◆ Description of the task
Wherever a line below holds the word "theme", copy that line.

◆ Data in this exercise
══════
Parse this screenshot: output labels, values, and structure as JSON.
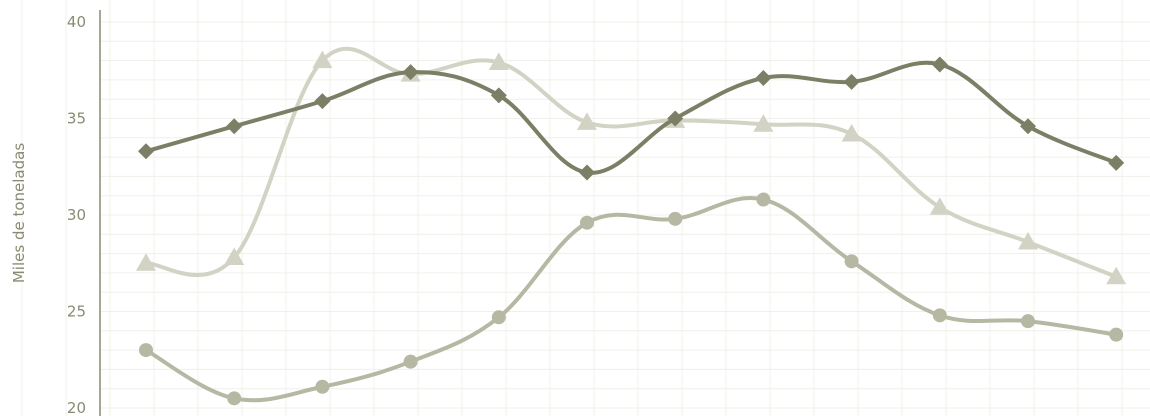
{
  "chart_data": {
    "type": "line",
    "title": "",
    "xlabel": "",
    "ylabel": "Miles de toneladas",
    "ylim": [
      20,
      40
    ],
    "yticks": [
      20,
      25,
      30,
      35,
      40
    ],
    "grid": true,
    "x": [
      1,
      2,
      3,
      4,
      5,
      6,
      7,
      8,
      9,
      10,
      11,
      12
    ],
    "series": [
      {
        "marker": "diamond",
        "color": "#7c7f65",
        "values": [
          33.3,
          34.6,
          35.9,
          37.4,
          36.2,
          32.2,
          35.0,
          37.1,
          36.9,
          37.8,
          34.6,
          32.7
        ]
      },
      {
        "marker": "triangle",
        "color": "#d2d3c4",
        "values": [
          27.5,
          27.8,
          38.0,
          37.3,
          37.9,
          34.8,
          34.9,
          34.7,
          34.2,
          30.4,
          28.6,
          26.8
        ]
      },
      {
        "marker": "circle",
        "color": "#b6b8a3",
        "values": [
          23.0,
          20.5,
          21.1,
          22.4,
          24.7,
          29.6,
          29.8,
          30.8,
          27.6,
          24.8,
          24.5,
          23.8
        ]
      }
    ]
  }
}
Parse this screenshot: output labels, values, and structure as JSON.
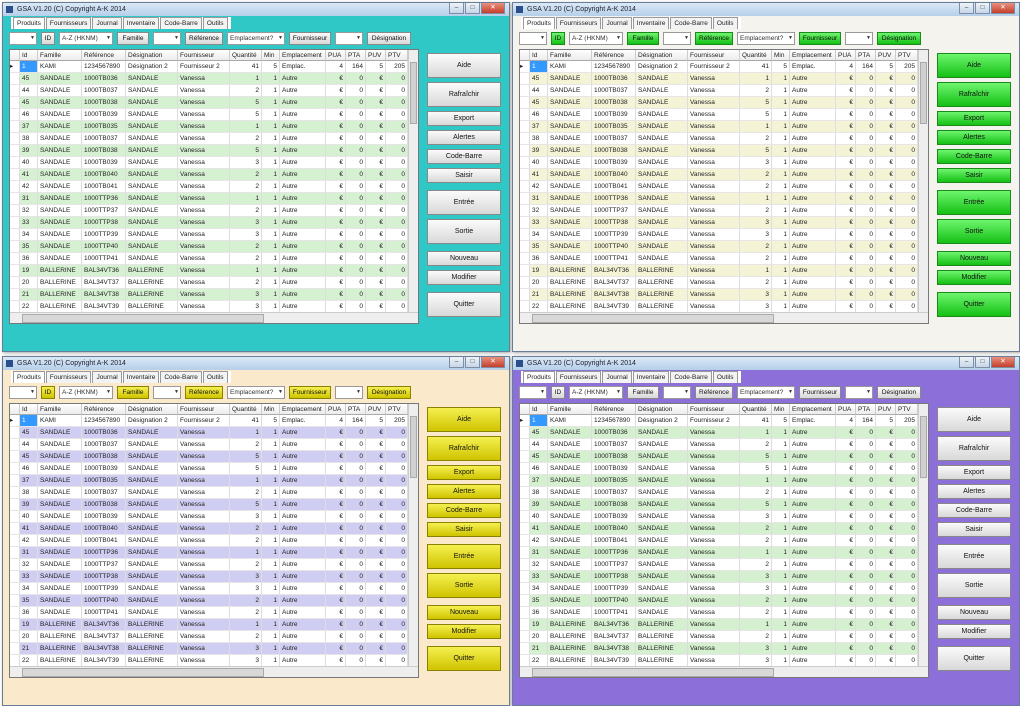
{
  "app": {
    "title": "GSA V1.20 (C) Copyright A-K 2014",
    "window_controls": [
      "–",
      "□",
      "✕"
    ],
    "tabs": [
      "Produits",
      "Fournisseurs",
      "Journal",
      "Inventaire",
      "Code-Barre",
      "Outils"
    ],
    "active_tab": 0,
    "toolbar": {
      "combo1": "",
      "id_button": "ID",
      "combo2": "A-Z (HKNM)",
      "famille_button": "Famille",
      "combo3": "",
      "reference_button": "Référence",
      "combo4": "Emplacement?",
      "fournisseur_button": "Fournisseur",
      "combo5": "",
      "designation_button": "Désignation"
    },
    "columns": [
      "Id",
      "Famille",
      "Référence",
      "Désignation",
      "Fournisseur",
      "Quantité",
      "Min",
      "Emplacement",
      "PUA",
      "PTA",
      "PUV",
      "PTV"
    ],
    "rows": [
      [
        "1",
        "KAMI",
        "1234567890",
        "Désignation 2",
        "Fournisseur 2",
        "41",
        "5",
        "Emplac.",
        "4",
        "164",
        "5",
        "205"
      ],
      [
        "45",
        "SANDALE",
        "1000TB036",
        "SANDALE",
        "Vanessa",
        "1",
        "1",
        "Autre",
        "€",
        "0",
        "€",
        "0"
      ],
      [
        "44",
        "SANDALE",
        "1000TB037",
        "SANDALE",
        "Vanessa",
        "2",
        "1",
        "Autre",
        "€",
        "0",
        "€",
        "0"
      ],
      [
        "45",
        "SANDALE",
        "1000TB038",
        "SANDALE",
        "Vanessa",
        "5",
        "1",
        "Autre",
        "€",
        "0",
        "€",
        "0"
      ],
      [
        "46",
        "SANDALE",
        "1000TB039",
        "SANDALE",
        "Vanessa",
        "5",
        "1",
        "Autre",
        "€",
        "0",
        "€",
        "0"
      ],
      [
        "37",
        "SANDALE",
        "1000TB035",
        "SANDALE",
        "Vanessa",
        "1",
        "1",
        "Autre",
        "€",
        "0",
        "€",
        "0"
      ],
      [
        "38",
        "SANDALE",
        "1000TB037",
        "SANDALE",
        "Vanessa",
        "2",
        "1",
        "Autre",
        "€",
        "0",
        "€",
        "0"
      ],
      [
        "39",
        "SANDALE",
        "1000TB038",
        "SANDALE",
        "Vanessa",
        "5",
        "1",
        "Autre",
        "€",
        "0",
        "€",
        "0"
      ],
      [
        "40",
        "SANDALE",
        "1000TB039",
        "SANDALE",
        "Vanessa",
        "3",
        "1",
        "Autre",
        "€",
        "0",
        "€",
        "0"
      ],
      [
        "41",
        "SANDALE",
        "1000TB040",
        "SANDALE",
        "Vanessa",
        "2",
        "1",
        "Autre",
        "€",
        "0",
        "€",
        "0"
      ],
      [
        "42",
        "SANDALE",
        "1000TB041",
        "SANDALE",
        "Vanessa",
        "2",
        "1",
        "Autre",
        "€",
        "0",
        "€",
        "0"
      ],
      [
        "31",
        "SANDALE",
        "1000TTP36",
        "SANDALE",
        "Vanessa",
        "1",
        "1",
        "Autre",
        "€",
        "0",
        "€",
        "0"
      ],
      [
        "32",
        "SANDALE",
        "1000TTP37",
        "SANDALE",
        "Vanessa",
        "2",
        "1",
        "Autre",
        "€",
        "0",
        "€",
        "0"
      ],
      [
        "33",
        "SANDALE",
        "1000TTP38",
        "SANDALE",
        "Vanessa",
        "3",
        "1",
        "Autre",
        "€",
        "0",
        "€",
        "0"
      ],
      [
        "34",
        "SANDALE",
        "1000TTP39",
        "SANDALE",
        "Vanessa",
        "3",
        "1",
        "Autre",
        "€",
        "0",
        "€",
        "0"
      ],
      [
        "35",
        "SANDALE",
        "1000TTP40",
        "SANDALE",
        "Vanessa",
        "2",
        "1",
        "Autre",
        "€",
        "0",
        "€",
        "0"
      ],
      [
        "36",
        "SANDALE",
        "1000TTP41",
        "SANDALE",
        "Vanessa",
        "2",
        "1",
        "Autre",
        "€",
        "0",
        "€",
        "0"
      ],
      [
        "19",
        "BALLERINE",
        "BAL34VT36",
        "BALLERINE",
        "Vanessa",
        "1",
        "1",
        "Autre",
        "€",
        "0",
        "€",
        "0"
      ],
      [
        "20",
        "BALLERINE",
        "BAL34VT37",
        "BALLERINE",
        "Vanessa",
        "2",
        "1",
        "Autre",
        "€",
        "0",
        "€",
        "0"
      ],
      [
        "21",
        "BALLERINE",
        "BAL34VT38",
        "BALLERINE",
        "Vanessa",
        "3",
        "1",
        "Autre",
        "€",
        "0",
        "€",
        "0"
      ],
      [
        "22",
        "BALLERINE",
        "BAL34VT39",
        "BALLERINE",
        "Vanessa",
        "3",
        "1",
        "Autre",
        "€",
        "0",
        "€",
        "0"
      ]
    ],
    "side_buttons": [
      "Aide",
      "Rafraîchir",
      "Export",
      "Alertes",
      "Code-Barre",
      "Saisir",
      "Entrée",
      "Sortie",
      "Nouveau",
      "Modifier",
      "Quitter"
    ]
  },
  "windows": [
    {
      "theme": "cyan",
      "row_alt_color": "#d6f1d2"
    },
    {
      "theme": "cream",
      "row_alt_color": "#f5f3d6"
    },
    {
      "theme": "peach",
      "row_alt_color": "#cfcdf2"
    },
    {
      "theme": "purple",
      "row_alt_color": "#d4f0cf"
    }
  ]
}
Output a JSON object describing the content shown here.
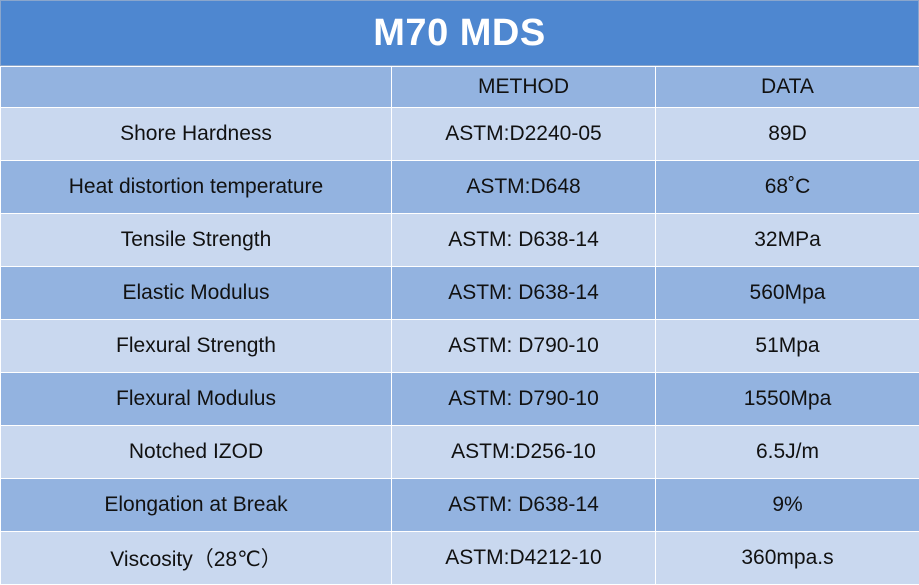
{
  "title": "M70 MDS",
  "header": {
    "property": "",
    "method": "METHOD",
    "data": "DATA"
  },
  "rows": [
    {
      "property": "Shore Hardness",
      "method": "ASTM:D2240-05",
      "value": "89D"
    },
    {
      "property": "Heat distortion temperature",
      "method": "ASTM:D648",
      "value": "68˚C"
    },
    {
      "property": "Tensile Strength",
      "method": "ASTM: D638-14",
      "value": "32MPa"
    },
    {
      "property": "Elastic Modulus",
      "method": "ASTM: D638-14",
      "value": "560Mpa"
    },
    {
      "property": "Flexural Strength",
      "method": "ASTM: D790-10",
      "value": "51Mpa"
    },
    {
      "property": "Flexural Modulus",
      "method": "ASTM: D790-10",
      "value": "1550Mpa"
    },
    {
      "property": "Notched IZOD",
      "method": "ASTM:D256-10",
      "value": "6.5J/m"
    },
    {
      "property": "Elongation at Break",
      "method": "ASTM: D638-14",
      "value": "9%"
    },
    {
      "property": "Viscosity（28℃）",
      "method": "ASTM:D4212-10",
      "value": "360mpa.s"
    }
  ],
  "colors": {
    "title_bg": "#4e87d0",
    "row_light": "#c9d8ef",
    "row_dark": "#93b3e0"
  }
}
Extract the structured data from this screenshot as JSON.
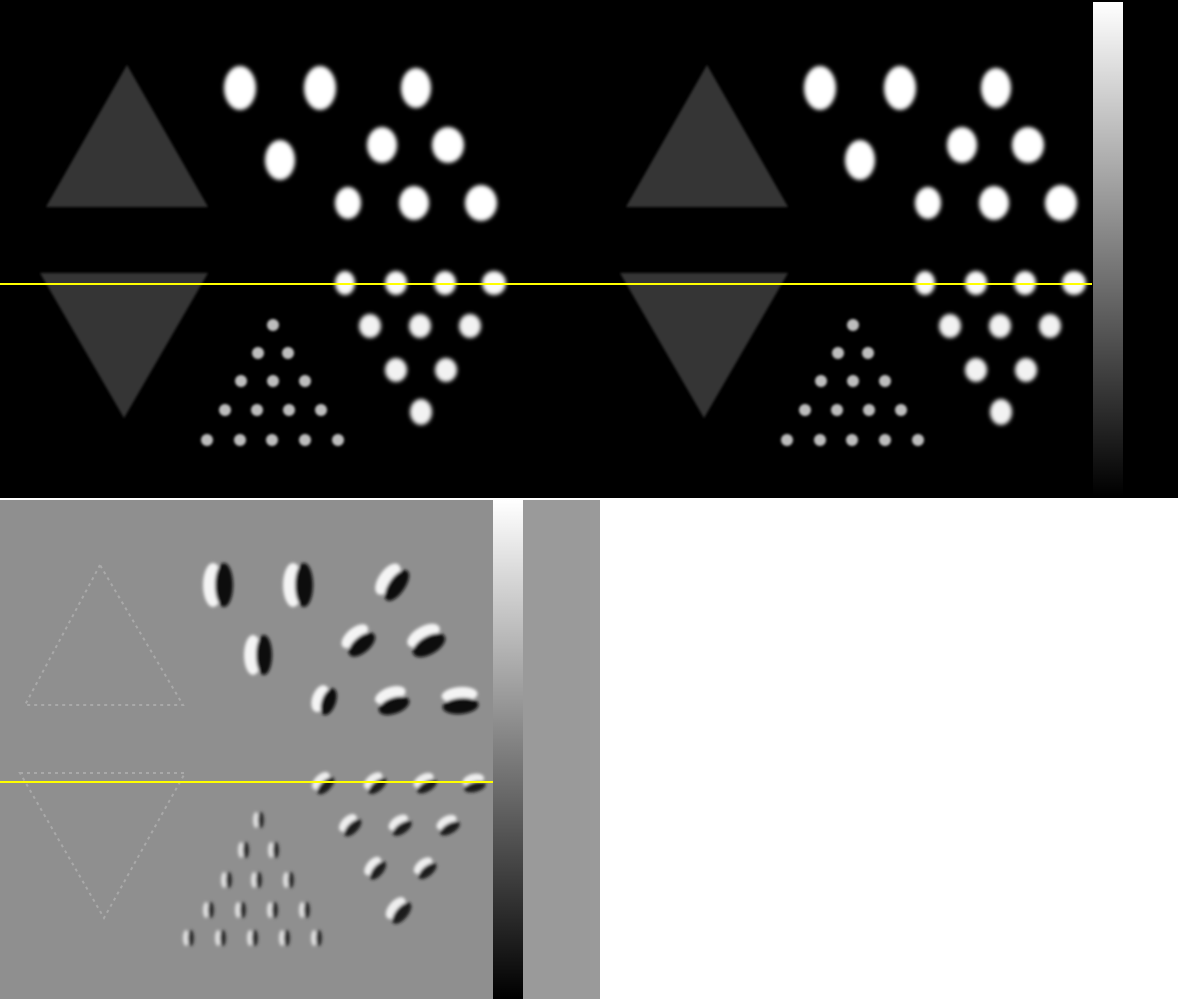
{
  "figure": {
    "top_images": [
      {
        "name": "reconstruction-left"
      },
      {
        "name": "reconstruction-right"
      }
    ],
    "bottom_image": {
      "name": "difference-image"
    },
    "profile_line_color": "#ffff00",
    "colormap": "grayscale",
    "colorbars": [
      {
        "name": "colorbar-top",
        "gradient": [
          "#ffffff",
          "#000000"
        ]
      },
      {
        "name": "colorbar-bottom",
        "gradient": [
          "#ffffff",
          "#000000"
        ]
      }
    ],
    "background_colors": {
      "top": "#000000",
      "bottom": "#9a9a9a",
      "difference_field": "#8f8f8f"
    }
  }
}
══════
◆ The output
      "theme": "cyan",
      "theme": "cream",
      "theme": "peach",
      "theme": "purple",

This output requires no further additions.